** Start **
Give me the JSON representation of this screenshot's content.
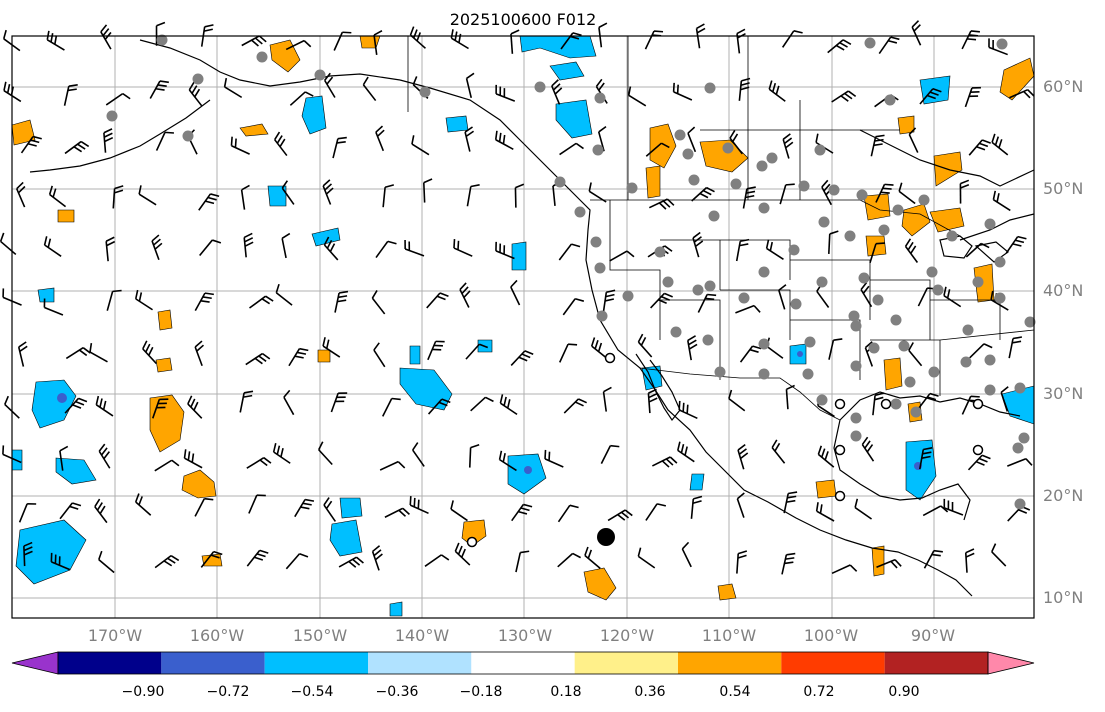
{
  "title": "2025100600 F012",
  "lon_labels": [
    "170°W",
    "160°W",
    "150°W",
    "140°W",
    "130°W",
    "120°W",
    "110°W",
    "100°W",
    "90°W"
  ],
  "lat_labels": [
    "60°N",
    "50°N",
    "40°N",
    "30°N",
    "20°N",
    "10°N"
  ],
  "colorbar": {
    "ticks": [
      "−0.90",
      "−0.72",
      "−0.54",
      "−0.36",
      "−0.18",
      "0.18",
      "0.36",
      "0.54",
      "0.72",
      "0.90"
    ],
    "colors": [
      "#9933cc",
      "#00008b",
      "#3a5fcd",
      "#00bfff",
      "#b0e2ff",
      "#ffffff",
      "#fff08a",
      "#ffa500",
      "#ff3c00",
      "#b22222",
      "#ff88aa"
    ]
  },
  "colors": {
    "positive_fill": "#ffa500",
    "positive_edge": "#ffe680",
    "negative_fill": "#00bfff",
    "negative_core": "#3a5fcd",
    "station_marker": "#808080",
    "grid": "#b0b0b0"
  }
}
** End **
> **SHORT EXERCISE**
Every entry above should be duplicated exactly. Do not include the images.

> **EXERCISE SOLUTION**
Give me the JSON representation of this screenshot's content.
{
  "title": "2025100600 F012",
  "lon_labels": [
    "170°W",
    "160°W",
    "150°W",
    "140°W",
    "130°W",
    "120°W",
    "110°W",
    "100°W",
    "90°W"
  ],
  "lat_labels": [
    "60°N",
    "50°N",
    "40°N",
    "30°N",
    "20°N",
    "10°N"
  ],
  "colorbar": {
    "ticks": [
      "−0.90",
      "−0.72",
      "−0.54",
      "−0.36",
      "−0.18",
      "0.18",
      "0.36",
      "0.54",
      "0.72",
      "0.90"
    ],
    "colors": [
      "#9933cc",
      "#00008b",
      "#3a5fcd",
      "#00bfff",
      "#b0e2ff",
      "#ffffff",
      "#fff08a",
      "#ffa500",
      "#ff3c00",
      "#b22222",
      "#ff88aa"
    ]
  },
  "colors": {
    "positive_fill": "#ffa500",
    "positive_edge": "#ffe680",
    "negative_fill": "#00bfff",
    "negative_core": "#3a5fcd",
    "station_marker": "#808080",
    "grid": "#b0b0b0"
  }
}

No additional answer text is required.